## Problem requirements
Look through the material and tally each line bearing the word "machines". Give only the total.

## Excerpted data
## Begin
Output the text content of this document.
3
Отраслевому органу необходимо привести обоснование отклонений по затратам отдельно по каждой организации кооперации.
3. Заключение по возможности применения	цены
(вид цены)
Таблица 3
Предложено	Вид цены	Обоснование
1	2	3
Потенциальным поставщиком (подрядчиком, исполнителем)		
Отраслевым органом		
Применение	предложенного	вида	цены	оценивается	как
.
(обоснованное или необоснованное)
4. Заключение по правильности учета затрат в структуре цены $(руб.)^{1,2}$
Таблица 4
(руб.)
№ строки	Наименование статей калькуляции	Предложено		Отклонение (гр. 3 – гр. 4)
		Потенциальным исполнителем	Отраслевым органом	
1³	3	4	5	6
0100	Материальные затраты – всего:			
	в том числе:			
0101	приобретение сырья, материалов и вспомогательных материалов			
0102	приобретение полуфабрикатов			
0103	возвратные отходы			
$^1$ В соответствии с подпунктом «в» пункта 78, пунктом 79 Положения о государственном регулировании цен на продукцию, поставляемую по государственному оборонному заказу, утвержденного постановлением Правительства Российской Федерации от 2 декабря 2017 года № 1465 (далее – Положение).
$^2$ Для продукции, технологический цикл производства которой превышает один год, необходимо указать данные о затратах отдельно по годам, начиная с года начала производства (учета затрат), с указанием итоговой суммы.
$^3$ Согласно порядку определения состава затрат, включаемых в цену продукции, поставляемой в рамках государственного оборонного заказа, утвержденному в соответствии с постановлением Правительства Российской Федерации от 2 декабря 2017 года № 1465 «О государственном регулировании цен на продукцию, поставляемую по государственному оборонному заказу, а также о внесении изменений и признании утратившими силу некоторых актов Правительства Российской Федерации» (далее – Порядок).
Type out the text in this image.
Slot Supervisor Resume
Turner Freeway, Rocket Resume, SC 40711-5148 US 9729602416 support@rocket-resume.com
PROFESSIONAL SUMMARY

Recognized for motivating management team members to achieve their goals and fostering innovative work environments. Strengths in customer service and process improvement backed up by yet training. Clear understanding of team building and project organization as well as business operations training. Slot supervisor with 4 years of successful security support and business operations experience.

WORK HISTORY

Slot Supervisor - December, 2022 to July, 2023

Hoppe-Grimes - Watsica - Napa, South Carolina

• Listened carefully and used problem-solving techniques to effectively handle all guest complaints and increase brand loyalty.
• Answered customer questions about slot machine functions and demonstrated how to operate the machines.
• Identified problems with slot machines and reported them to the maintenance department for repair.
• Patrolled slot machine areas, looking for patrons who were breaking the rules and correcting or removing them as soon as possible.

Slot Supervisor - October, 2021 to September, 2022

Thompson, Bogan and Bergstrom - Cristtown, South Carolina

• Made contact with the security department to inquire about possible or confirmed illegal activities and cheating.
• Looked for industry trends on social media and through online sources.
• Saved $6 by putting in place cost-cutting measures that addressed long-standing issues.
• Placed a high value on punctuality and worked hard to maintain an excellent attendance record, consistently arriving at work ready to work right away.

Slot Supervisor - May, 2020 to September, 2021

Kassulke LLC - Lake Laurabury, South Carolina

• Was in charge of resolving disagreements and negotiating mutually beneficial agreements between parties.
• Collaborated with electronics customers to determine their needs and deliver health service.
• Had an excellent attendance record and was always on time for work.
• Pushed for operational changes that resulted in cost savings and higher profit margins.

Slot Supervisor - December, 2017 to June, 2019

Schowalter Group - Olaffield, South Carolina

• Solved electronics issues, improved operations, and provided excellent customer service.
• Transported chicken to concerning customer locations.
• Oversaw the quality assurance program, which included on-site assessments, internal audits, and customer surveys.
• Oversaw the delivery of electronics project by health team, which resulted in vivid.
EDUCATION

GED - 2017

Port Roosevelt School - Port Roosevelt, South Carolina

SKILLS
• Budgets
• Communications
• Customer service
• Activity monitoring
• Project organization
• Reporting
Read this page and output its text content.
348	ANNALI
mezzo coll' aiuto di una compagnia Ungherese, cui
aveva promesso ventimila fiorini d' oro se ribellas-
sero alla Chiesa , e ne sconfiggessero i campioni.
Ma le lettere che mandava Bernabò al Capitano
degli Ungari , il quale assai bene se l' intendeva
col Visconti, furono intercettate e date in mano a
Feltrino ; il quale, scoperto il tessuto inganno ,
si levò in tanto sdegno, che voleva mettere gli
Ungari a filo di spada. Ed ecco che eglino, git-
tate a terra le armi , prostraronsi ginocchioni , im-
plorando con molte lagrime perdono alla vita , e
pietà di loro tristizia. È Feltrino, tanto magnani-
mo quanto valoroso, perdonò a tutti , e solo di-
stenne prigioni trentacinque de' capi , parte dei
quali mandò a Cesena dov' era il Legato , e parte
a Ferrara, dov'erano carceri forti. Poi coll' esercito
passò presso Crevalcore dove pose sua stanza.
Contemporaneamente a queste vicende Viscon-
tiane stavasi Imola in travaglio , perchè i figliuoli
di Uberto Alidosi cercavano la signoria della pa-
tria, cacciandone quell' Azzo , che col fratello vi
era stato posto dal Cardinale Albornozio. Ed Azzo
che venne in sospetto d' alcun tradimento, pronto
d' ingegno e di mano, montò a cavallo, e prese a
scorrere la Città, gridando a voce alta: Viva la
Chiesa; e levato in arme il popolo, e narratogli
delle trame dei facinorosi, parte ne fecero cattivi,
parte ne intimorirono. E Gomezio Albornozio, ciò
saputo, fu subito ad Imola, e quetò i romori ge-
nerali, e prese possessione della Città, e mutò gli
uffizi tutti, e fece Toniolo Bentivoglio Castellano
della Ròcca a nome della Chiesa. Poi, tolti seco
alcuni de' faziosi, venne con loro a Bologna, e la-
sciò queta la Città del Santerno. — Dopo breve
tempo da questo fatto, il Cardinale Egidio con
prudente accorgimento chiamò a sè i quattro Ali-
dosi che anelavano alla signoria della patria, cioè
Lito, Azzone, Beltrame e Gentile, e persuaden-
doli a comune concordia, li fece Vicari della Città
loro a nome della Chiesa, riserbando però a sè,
## End
## The output
2